— Parts of the exercise —
1 – Answer these questions from the NVIDIA driver FAQ:
(a) At what verbosity level does the NVIDIA X driver start printing more messages?
(b) In which directory is the pmap utility located?
(c) Which package should be removed first when uninstalling the driver?
2 – From the NVIDIA driver FAQ, list every X log file line prefix that is given a meaning, along with that meaning.

— Selected text —
•••

Chapter 3. Frequently Asked Questions

This section provides answers to frequently asked questions associated with the NVIDIA SunOS x86 Driver and its installation. Common problem diagnoses can be found in Chapter 4, Common Problems and tips for new users can be found in Chapter 7, Tips for New SunOS Users. Also, detailed information for specific setups is provided in the Appendices.

3.1. NVIDIA Driver

Where should I start when diagnosing display problems?

One of the most useful tools for diagnosing problems is the X log file in /var/log. Lines that begin with (II) are information, (WW) are warnings, and (EE) are errors. You should make sure that the correct config file (i.e. the config file you are editing) is being used; look for the line that begins with:

    (==) Using config file:

Also make sure that the NVIDIA driver is being used, rather than the “nv” or “vesa” driver. Search for

    (II) LoadModule: "nvidia"

Lines from the driver should begin with:

    (II) NVIDIA(0)

How can I increase the amount of data printed in the X log file?

By default, the NVIDIA X driver prints relatively few messages to stderr and the X log file. If you need to troubleshoot, then it may be helpful to enable more verbose output by using the X command line options -verbose and -logverbose, which can be used to set the verbosity level for the stderr and log file messages, respectively. The NVIDIA X driver will output more messages when the verbosity level is at or above 5 (X defaults to verbosity level 1 for stderr and level 3 for the log file). So, to enable verbose messaging from the NVIDIA X driver to both the log file and stderr, you could start X by doing the following

    % startx -- -verbose 5 -logverbose 5

Why does X use so much memory?

When measuring any application's memory usage, you must be careful to distinguish between physical system RAM used and virtual mappings of shared resources. For example, most shared libraries exist only once in physical memory but are mapped into multiple processes. This memory should only be counted once when computing total memory usage. In the same way, the video memory on a graphics card or register memory on any device can be mapped into multiple processes. These mappings do not consume normal system RAM.

The pmap utility is available in the directory /usr/proc/bin, and is a useful tool in distinguishing between types of memory mappings. For example, while prstat may indicate that X is using several hundred MB of memory, the last line of output from pmap -x:

        total Kb  337904  335884   53320       -

reveals that X is really only using roughly 53MB of system RAM (the "anon" value).

Note, also, that X must allocate resources on behalf of X clients (the window manager, your web browser, etc); X's memory usage will increase as more clients request resources such as pixmaps, and decrease as you close X applications.

How do I uninstall the NVIDIA Solaris Graphics driver ?

Two Solaris packages comprise the NVIDIA Solaris Graphics driver files. Both Solaris packages NVDAgraphicsr and NVDAgraphics need to be uninstalled. Remove the package NVDAgraphicsr first, then the package NVDAgraphics: <system> # pkgrm NVDAgraphicsr NVDAgraphics </system>

Why do applications that use DGA graphics fail?

•••

— Data listing —
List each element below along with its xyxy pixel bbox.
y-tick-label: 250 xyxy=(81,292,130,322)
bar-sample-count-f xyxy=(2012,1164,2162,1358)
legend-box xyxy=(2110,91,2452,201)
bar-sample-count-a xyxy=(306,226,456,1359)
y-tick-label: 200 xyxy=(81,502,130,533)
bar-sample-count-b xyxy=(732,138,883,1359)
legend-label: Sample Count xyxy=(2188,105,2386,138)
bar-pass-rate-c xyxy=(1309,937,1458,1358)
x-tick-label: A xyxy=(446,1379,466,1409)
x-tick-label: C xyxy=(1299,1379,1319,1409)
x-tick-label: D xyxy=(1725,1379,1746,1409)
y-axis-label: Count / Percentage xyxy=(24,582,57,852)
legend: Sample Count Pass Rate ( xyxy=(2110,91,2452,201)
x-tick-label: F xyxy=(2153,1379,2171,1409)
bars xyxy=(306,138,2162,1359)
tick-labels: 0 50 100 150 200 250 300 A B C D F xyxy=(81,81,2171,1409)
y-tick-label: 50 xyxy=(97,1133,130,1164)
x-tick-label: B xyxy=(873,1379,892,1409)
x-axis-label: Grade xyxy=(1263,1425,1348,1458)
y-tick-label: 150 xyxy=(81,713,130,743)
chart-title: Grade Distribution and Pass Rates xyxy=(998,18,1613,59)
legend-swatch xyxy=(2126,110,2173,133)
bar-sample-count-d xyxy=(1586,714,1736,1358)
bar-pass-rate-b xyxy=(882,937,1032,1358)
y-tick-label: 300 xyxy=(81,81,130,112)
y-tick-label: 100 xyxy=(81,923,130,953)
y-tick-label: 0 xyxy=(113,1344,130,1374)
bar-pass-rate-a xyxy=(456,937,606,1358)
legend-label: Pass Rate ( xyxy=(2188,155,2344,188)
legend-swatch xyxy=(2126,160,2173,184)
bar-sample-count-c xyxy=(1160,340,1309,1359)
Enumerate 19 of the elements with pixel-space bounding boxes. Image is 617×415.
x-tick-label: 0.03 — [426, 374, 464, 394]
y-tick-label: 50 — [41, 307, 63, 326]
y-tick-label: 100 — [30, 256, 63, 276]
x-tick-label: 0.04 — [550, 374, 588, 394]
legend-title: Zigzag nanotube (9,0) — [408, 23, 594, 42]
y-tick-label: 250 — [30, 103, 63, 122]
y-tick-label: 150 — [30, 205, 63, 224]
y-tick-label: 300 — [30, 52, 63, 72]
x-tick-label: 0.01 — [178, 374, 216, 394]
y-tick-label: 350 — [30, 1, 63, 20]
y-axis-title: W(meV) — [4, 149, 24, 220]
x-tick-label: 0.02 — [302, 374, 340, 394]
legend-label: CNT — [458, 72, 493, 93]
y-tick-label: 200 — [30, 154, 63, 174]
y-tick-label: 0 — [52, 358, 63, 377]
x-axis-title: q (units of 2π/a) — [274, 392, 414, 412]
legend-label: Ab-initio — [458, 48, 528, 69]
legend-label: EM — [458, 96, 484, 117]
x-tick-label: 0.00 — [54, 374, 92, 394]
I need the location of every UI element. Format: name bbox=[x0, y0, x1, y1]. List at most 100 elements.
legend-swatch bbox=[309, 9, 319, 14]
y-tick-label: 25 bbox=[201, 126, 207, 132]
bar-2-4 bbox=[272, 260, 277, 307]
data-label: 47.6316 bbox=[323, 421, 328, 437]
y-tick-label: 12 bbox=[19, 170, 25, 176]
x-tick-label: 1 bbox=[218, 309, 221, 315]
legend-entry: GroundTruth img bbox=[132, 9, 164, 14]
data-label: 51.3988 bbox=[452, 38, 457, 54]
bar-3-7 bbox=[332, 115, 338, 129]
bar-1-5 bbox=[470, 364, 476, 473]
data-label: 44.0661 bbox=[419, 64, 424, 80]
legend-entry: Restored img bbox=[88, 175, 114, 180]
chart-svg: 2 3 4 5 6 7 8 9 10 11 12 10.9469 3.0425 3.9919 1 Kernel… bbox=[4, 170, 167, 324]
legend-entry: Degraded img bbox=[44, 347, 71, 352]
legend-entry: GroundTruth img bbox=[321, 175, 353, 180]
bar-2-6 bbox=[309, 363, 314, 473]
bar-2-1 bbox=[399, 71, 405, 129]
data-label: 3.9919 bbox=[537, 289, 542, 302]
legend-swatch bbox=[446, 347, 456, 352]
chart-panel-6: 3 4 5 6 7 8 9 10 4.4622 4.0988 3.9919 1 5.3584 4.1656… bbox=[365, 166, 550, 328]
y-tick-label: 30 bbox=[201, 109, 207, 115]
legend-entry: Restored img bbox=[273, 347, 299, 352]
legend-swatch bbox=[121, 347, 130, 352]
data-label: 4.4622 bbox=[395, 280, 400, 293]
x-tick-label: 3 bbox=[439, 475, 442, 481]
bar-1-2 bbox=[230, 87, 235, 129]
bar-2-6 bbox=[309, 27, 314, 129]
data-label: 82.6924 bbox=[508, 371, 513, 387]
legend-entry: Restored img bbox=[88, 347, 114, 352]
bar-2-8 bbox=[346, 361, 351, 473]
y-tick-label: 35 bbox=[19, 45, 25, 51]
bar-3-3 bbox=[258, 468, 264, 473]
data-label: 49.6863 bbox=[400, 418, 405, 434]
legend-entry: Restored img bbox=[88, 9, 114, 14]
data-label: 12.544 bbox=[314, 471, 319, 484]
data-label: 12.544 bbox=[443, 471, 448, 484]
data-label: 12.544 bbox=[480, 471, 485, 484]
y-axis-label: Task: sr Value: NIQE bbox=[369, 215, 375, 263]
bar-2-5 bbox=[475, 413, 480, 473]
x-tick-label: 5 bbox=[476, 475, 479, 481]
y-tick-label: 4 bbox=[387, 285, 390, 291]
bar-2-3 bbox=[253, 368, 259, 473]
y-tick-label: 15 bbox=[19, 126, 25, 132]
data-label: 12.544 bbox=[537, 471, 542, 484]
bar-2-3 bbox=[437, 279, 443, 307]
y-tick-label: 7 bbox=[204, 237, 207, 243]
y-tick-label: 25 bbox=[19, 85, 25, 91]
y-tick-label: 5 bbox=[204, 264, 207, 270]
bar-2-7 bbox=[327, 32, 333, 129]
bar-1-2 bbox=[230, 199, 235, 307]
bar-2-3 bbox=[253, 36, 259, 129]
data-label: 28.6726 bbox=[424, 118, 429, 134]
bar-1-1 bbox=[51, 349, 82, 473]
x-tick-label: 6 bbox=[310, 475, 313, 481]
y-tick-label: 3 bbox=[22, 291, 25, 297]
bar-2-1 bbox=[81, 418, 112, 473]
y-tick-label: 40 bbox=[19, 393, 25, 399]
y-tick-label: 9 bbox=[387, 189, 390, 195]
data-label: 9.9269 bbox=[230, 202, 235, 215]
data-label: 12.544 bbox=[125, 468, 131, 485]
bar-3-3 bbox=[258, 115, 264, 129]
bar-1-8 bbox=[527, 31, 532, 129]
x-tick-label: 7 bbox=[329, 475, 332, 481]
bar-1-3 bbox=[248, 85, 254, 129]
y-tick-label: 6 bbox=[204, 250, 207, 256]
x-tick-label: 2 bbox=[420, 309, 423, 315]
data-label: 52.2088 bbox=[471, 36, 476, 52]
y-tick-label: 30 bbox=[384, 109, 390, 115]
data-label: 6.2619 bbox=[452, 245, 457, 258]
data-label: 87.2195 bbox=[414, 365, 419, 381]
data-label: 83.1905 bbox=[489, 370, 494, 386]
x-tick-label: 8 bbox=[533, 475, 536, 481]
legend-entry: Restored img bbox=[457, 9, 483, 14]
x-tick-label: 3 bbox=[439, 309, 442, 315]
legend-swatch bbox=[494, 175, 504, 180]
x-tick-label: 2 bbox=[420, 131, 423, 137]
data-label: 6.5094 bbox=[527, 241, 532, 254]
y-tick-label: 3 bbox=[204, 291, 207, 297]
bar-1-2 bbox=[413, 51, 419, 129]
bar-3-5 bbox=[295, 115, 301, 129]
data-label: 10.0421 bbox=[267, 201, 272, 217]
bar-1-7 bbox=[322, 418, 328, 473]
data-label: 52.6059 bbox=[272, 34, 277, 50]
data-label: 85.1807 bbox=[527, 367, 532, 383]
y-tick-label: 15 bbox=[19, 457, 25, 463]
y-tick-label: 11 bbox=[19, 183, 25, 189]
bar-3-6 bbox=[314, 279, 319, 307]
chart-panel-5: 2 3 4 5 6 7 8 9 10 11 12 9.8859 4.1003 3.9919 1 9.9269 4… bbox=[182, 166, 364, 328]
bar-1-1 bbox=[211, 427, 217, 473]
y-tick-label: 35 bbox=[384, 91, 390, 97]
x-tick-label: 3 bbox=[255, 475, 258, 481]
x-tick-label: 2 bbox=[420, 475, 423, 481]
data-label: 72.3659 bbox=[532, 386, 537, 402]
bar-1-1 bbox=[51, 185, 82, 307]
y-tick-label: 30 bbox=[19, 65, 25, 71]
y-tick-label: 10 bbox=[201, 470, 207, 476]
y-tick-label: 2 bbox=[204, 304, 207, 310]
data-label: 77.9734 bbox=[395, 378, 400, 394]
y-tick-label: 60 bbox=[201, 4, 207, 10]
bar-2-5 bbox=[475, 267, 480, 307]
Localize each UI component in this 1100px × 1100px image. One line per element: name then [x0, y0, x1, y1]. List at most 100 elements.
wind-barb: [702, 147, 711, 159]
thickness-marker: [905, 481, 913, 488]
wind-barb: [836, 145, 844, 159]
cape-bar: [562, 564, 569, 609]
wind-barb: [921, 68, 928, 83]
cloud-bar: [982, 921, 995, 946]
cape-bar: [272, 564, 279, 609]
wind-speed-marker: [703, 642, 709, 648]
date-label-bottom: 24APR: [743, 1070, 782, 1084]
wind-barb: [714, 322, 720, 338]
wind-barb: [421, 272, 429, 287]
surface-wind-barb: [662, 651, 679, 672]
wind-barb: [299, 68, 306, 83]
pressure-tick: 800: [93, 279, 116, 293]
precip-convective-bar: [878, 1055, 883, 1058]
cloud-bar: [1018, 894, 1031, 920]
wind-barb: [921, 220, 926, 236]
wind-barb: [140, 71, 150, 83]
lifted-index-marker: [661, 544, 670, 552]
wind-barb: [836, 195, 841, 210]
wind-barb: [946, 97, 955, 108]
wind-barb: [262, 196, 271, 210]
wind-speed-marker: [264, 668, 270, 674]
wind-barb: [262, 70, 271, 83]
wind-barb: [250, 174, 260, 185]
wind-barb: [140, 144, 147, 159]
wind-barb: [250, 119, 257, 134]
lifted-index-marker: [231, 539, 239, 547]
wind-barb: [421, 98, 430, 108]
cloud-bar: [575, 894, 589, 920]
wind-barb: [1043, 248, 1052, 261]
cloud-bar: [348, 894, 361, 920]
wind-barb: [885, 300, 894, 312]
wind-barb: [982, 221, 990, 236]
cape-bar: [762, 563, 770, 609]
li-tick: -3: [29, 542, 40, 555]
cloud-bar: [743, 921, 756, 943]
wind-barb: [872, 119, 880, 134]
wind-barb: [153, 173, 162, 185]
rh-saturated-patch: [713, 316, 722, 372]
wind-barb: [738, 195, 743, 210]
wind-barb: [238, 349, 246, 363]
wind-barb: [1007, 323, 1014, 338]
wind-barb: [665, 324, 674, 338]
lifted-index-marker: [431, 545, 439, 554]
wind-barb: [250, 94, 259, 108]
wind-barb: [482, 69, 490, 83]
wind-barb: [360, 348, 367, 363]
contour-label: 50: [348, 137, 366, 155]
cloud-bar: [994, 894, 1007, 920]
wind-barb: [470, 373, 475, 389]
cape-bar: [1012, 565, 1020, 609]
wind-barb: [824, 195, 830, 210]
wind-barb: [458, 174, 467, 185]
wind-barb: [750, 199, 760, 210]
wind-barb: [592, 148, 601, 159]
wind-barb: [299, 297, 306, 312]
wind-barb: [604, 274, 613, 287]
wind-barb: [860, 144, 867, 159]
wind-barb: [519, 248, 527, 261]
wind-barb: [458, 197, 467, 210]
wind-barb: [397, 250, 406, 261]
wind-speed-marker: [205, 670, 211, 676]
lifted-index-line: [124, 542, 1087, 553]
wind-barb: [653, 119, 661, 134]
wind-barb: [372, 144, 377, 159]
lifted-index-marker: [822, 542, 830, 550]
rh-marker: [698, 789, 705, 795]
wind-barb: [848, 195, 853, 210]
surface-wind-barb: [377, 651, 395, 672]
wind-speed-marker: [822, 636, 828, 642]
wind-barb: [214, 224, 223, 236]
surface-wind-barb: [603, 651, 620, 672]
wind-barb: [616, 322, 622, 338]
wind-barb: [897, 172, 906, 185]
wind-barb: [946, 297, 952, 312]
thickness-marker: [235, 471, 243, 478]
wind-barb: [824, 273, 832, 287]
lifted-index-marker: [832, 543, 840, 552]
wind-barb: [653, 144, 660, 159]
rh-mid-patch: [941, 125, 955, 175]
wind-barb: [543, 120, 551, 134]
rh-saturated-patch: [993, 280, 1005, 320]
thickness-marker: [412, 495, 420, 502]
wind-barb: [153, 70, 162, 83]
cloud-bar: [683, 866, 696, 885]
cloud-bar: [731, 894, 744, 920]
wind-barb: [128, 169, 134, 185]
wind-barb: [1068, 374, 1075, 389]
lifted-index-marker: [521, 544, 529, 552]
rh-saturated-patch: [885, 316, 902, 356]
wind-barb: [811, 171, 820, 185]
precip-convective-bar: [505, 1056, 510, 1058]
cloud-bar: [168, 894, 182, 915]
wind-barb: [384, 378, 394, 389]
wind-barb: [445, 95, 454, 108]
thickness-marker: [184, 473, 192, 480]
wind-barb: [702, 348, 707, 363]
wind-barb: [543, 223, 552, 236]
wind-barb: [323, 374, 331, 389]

•••

— Answers provided —
1 –
(a) At or above 5
(b) /usr/proc/bin
(c) NVDAgraphicsr

2 –
(II): information
(WW): warnings
(EE): errors